PROVIDED ENTRIES:
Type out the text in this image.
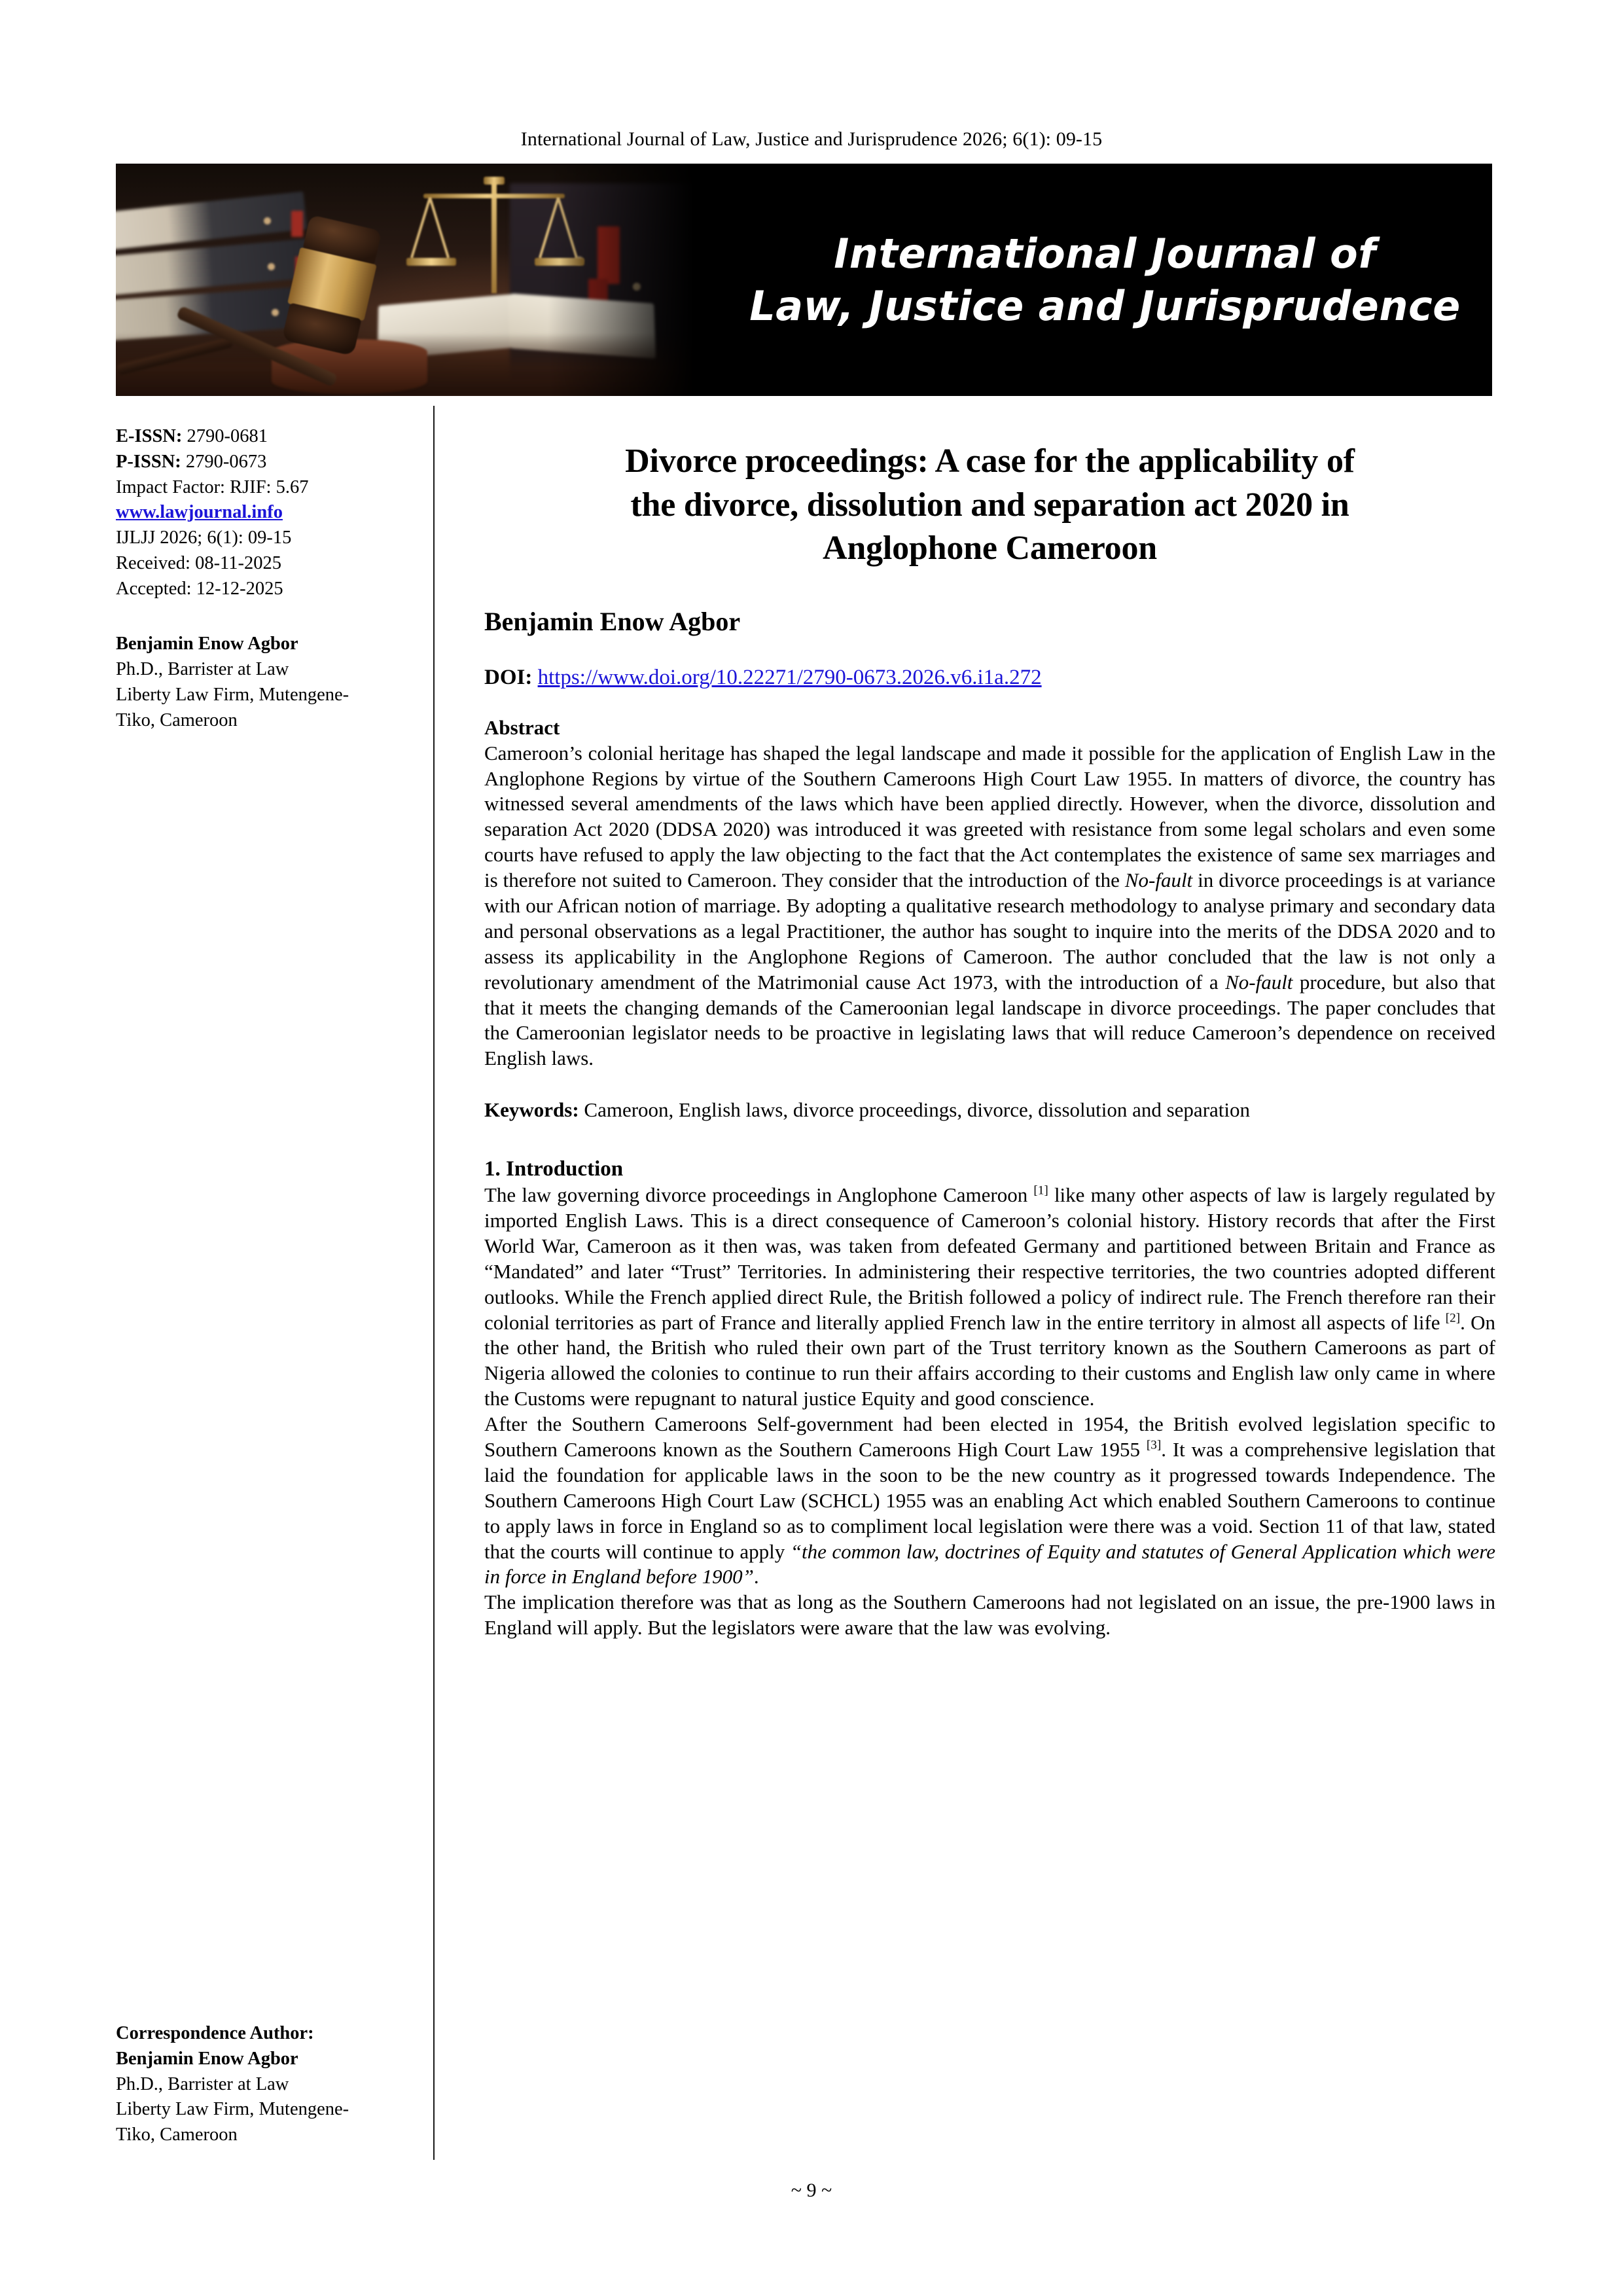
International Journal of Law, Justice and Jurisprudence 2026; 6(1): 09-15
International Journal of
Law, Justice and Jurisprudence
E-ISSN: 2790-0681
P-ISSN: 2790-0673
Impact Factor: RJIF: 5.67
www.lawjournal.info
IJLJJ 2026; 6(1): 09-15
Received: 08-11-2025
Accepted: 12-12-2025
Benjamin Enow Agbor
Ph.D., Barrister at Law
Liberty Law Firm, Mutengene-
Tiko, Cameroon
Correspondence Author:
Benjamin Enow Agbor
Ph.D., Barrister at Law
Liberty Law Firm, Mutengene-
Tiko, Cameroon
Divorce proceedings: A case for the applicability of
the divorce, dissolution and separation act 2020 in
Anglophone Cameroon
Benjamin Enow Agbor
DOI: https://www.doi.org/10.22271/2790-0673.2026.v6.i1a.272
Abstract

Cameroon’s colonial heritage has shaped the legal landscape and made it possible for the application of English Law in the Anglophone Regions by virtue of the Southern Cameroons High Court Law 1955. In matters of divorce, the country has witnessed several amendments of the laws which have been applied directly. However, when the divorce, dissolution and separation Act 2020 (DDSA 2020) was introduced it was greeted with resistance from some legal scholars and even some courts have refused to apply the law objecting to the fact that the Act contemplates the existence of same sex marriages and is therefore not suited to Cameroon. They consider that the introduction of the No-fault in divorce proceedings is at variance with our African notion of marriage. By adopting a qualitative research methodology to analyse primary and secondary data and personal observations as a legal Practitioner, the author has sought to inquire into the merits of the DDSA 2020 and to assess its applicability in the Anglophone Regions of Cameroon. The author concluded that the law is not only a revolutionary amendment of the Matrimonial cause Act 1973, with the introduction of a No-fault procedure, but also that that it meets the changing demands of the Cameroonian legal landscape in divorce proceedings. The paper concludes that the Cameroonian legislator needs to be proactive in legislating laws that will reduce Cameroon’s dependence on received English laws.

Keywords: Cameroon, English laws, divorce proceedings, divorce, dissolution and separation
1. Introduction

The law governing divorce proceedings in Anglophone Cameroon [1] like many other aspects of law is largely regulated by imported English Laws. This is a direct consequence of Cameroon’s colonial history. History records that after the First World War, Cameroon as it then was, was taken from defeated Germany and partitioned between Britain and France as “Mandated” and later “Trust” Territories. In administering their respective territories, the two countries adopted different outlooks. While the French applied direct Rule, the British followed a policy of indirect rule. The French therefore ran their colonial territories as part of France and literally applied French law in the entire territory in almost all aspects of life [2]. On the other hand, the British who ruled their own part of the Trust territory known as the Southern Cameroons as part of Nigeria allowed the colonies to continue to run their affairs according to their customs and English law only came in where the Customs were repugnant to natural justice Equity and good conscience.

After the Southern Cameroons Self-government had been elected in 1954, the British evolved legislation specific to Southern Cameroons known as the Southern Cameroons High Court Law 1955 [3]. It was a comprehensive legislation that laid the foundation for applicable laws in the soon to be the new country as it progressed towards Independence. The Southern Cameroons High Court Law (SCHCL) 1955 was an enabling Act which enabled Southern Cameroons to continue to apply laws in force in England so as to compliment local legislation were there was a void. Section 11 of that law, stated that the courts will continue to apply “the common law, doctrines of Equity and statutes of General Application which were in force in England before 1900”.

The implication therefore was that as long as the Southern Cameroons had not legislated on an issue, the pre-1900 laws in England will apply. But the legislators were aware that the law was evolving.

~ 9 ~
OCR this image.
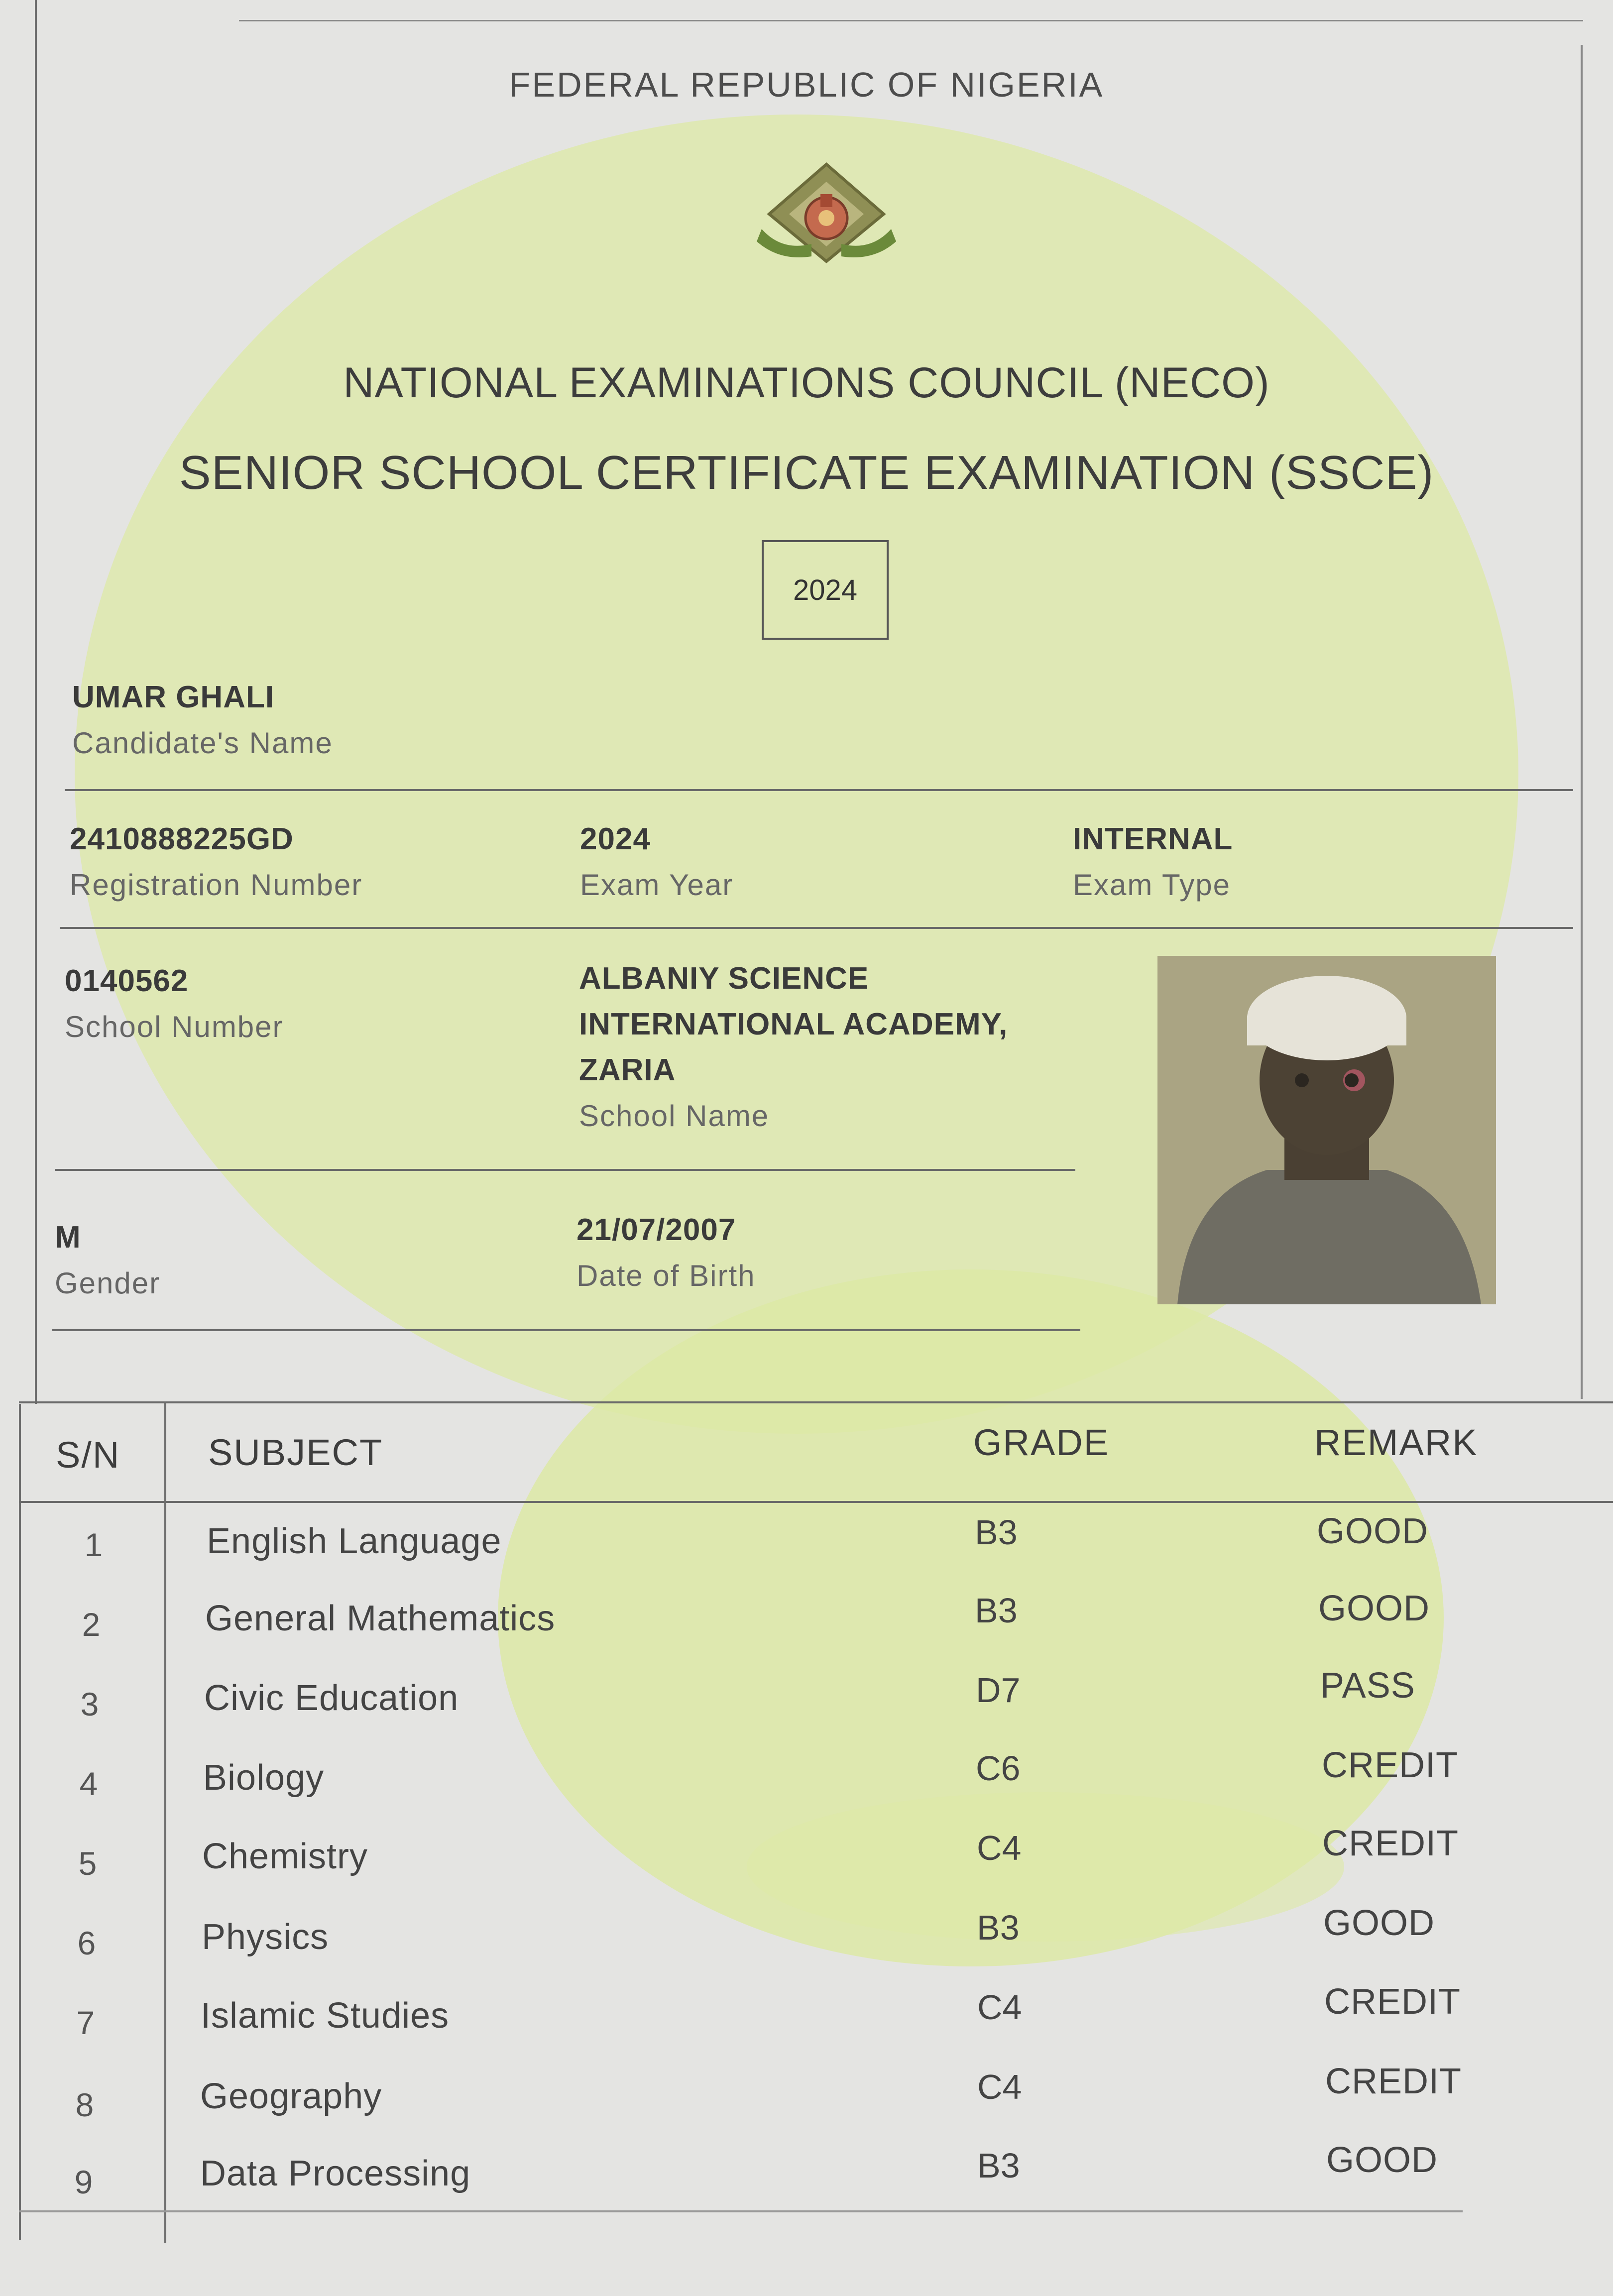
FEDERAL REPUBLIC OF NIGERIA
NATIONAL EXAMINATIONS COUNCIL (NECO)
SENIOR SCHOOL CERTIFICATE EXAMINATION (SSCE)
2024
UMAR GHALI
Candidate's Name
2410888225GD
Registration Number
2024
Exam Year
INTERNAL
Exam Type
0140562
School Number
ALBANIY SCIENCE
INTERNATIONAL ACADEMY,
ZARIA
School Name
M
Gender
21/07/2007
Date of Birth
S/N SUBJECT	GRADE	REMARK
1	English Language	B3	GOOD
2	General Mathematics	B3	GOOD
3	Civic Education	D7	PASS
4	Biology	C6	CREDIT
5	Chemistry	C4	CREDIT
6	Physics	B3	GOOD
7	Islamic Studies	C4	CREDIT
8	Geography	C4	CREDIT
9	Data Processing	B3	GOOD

STATED TASK: Pull out every line of the entries that includes the word "Jurisprudence".

SOLVED PROBLEM:
International Journal of Law, Justice and Jurisprudence 2026; 6(1): 09-15
Law, Justice and Jurisprudence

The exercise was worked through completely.